Stored entries

━━━

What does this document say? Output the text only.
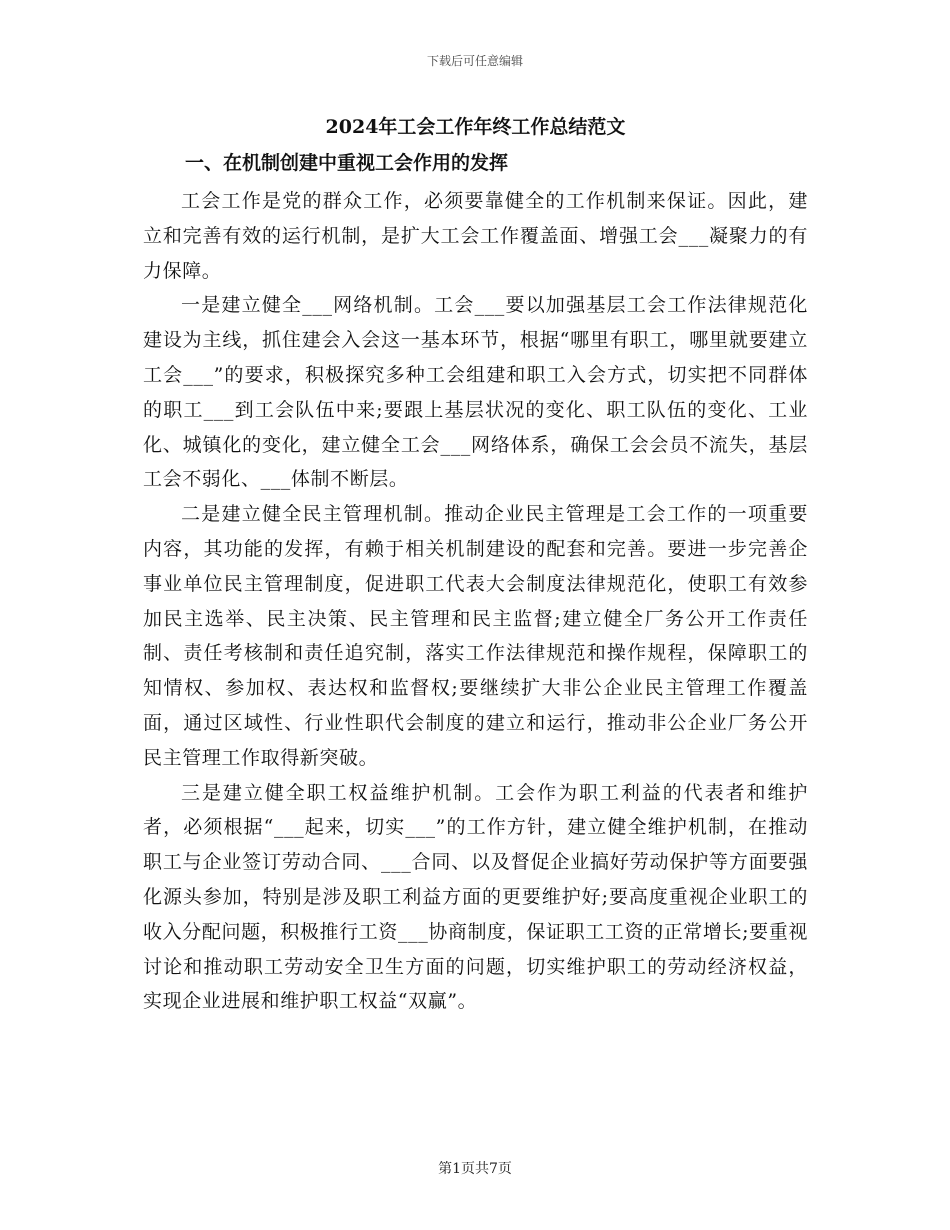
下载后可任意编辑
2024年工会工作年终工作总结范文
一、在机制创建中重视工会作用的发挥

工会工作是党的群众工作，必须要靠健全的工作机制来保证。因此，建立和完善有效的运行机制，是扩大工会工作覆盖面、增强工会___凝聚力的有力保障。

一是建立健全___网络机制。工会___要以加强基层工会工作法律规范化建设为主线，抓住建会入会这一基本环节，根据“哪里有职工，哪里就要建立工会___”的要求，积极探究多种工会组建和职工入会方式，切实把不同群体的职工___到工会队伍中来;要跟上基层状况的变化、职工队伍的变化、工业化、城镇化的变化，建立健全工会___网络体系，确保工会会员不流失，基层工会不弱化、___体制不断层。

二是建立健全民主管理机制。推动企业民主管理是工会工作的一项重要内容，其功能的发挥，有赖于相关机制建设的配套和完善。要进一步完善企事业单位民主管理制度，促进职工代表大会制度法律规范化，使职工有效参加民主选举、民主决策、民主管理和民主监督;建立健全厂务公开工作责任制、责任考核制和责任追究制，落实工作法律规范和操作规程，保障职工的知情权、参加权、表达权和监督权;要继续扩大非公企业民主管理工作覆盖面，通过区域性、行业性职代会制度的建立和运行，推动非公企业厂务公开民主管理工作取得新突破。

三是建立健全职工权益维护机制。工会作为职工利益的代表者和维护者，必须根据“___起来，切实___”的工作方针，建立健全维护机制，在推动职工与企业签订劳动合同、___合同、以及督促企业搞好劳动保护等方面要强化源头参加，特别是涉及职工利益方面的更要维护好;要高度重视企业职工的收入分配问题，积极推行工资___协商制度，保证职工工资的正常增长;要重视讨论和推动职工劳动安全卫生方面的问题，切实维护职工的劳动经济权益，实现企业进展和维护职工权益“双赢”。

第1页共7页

━━━

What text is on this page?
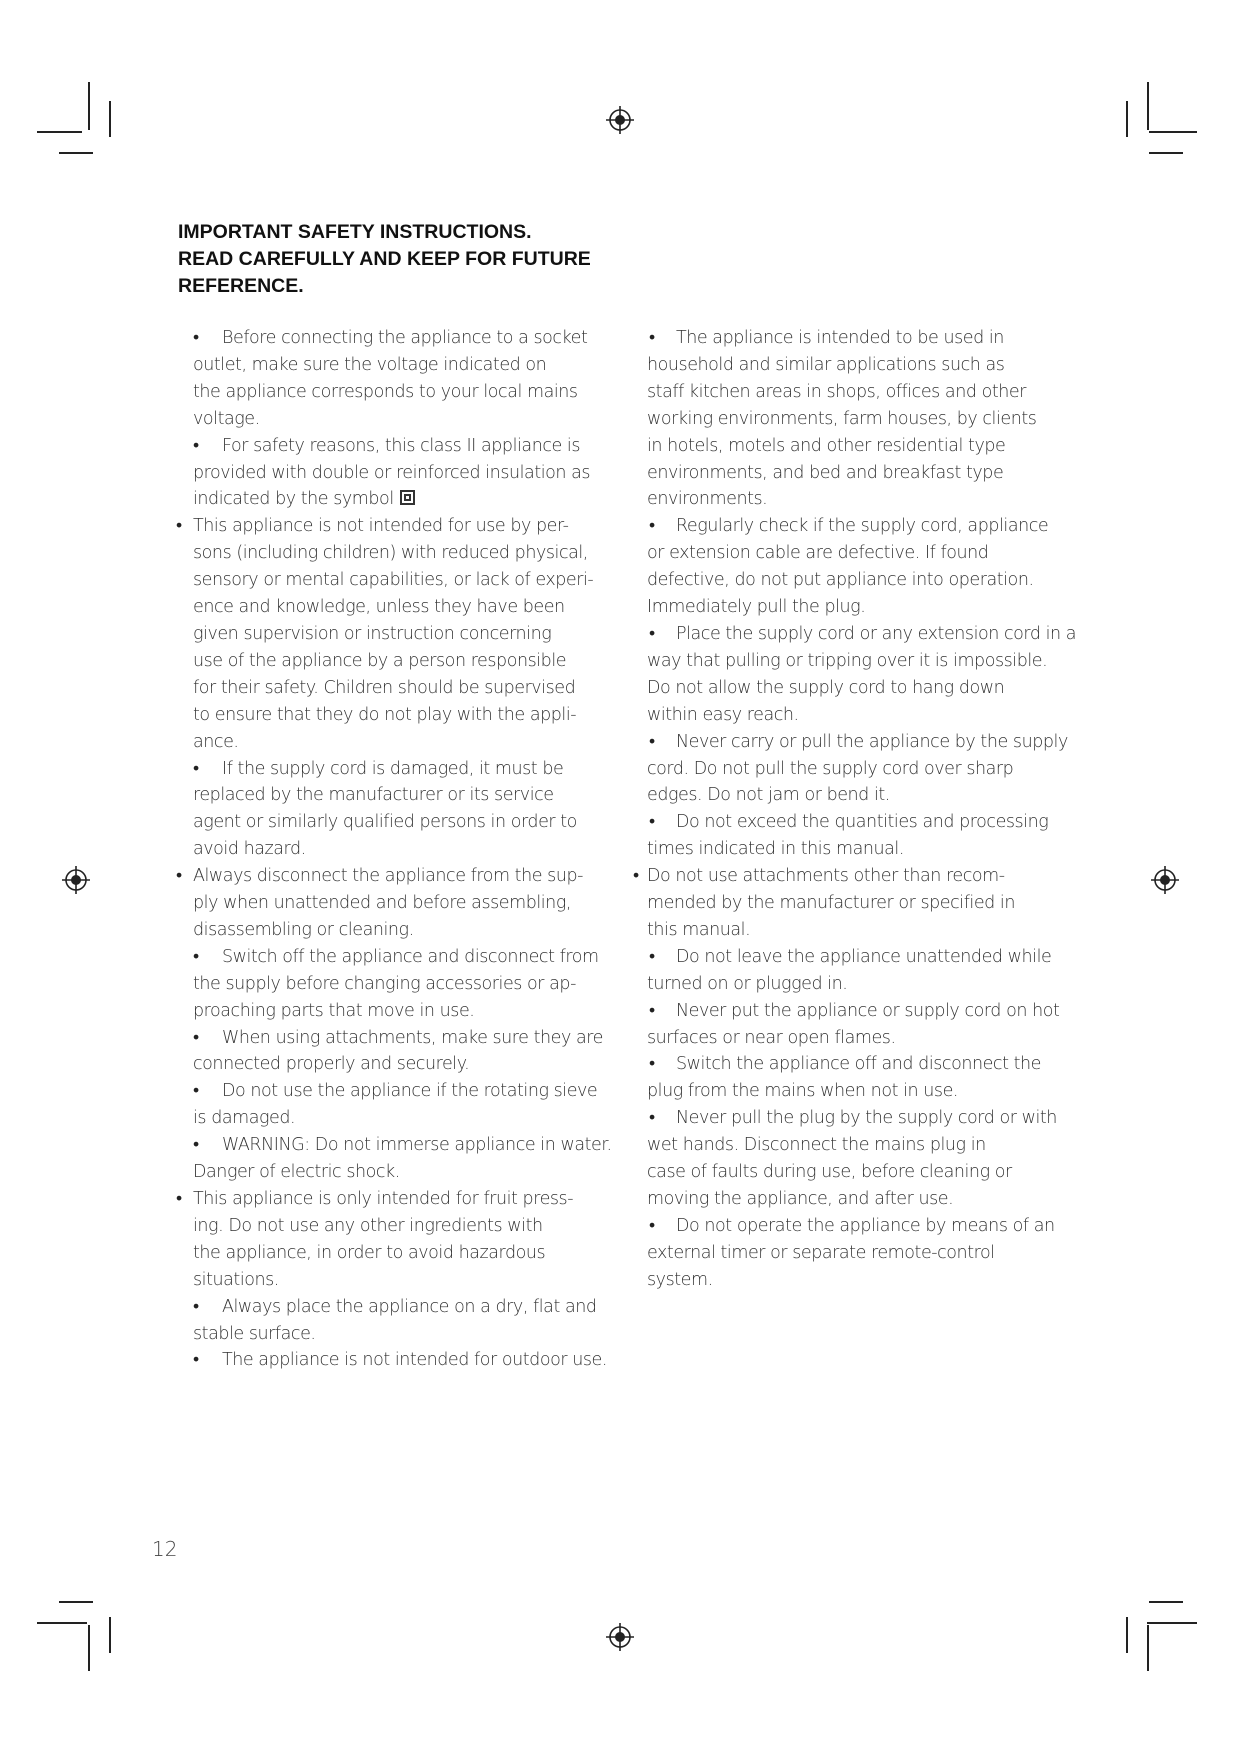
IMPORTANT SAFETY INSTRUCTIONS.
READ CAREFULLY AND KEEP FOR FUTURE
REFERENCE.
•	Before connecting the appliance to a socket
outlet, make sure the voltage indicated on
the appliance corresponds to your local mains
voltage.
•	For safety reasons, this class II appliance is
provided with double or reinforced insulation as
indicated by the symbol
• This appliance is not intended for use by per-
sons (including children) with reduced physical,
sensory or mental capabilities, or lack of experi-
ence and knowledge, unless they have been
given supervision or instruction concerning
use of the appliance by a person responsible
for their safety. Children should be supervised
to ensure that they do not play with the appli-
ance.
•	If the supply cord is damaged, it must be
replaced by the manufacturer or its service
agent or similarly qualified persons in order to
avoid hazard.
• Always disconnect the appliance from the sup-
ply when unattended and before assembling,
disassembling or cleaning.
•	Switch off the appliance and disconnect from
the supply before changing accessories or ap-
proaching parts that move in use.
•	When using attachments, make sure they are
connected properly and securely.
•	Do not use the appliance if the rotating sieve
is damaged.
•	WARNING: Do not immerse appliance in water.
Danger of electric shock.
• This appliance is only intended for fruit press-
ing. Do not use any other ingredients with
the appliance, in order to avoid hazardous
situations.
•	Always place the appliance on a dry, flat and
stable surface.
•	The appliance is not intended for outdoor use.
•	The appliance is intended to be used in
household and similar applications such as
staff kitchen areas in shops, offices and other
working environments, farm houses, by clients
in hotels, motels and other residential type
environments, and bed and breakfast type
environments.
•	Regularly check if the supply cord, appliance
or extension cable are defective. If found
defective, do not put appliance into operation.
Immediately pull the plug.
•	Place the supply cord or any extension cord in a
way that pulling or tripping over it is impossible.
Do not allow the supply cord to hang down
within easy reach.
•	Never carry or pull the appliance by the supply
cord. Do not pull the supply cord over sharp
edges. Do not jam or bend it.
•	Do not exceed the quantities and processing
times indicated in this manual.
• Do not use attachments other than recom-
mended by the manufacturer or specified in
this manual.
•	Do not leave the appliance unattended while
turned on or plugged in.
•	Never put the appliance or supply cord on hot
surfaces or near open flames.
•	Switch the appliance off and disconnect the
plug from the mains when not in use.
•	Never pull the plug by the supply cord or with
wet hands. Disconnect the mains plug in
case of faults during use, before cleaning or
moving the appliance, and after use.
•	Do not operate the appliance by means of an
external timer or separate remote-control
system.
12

━━━

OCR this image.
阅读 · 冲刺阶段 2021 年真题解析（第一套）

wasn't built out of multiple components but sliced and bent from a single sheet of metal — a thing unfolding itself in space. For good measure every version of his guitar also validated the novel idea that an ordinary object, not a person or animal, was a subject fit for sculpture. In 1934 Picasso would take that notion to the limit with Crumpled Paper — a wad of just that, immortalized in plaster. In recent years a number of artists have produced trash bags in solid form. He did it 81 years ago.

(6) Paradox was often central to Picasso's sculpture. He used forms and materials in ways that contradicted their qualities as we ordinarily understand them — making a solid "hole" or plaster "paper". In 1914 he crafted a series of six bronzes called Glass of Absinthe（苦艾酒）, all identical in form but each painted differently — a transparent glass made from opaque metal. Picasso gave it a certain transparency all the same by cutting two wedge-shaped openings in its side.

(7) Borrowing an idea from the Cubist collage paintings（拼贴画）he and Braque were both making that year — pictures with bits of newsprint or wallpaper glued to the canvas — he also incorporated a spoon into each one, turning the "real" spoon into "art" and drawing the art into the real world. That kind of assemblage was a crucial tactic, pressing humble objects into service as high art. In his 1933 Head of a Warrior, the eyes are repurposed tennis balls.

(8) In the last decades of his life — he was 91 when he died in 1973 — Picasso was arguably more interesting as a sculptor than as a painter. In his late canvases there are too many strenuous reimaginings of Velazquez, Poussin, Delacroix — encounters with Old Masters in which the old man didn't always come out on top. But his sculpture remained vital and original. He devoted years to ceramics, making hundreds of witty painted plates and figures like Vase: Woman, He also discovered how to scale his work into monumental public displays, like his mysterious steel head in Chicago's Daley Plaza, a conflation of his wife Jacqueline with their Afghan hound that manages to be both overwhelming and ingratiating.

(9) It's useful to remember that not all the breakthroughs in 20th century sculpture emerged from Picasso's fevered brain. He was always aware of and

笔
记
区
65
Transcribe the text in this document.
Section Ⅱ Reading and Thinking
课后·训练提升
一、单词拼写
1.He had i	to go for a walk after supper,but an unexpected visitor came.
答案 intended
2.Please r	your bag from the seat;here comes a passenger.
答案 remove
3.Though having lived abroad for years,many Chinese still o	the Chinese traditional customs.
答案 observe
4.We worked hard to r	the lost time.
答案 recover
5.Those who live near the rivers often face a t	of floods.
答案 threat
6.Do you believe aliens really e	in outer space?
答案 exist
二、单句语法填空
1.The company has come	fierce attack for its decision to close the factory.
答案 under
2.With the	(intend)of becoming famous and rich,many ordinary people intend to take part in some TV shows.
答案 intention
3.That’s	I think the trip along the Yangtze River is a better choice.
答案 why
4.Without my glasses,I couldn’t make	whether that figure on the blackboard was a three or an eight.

━━━

> _Exercise prompt_: Reply with nothing but the number of lines that contain the word "manufacturer".

> _Solution for this exercise_: 2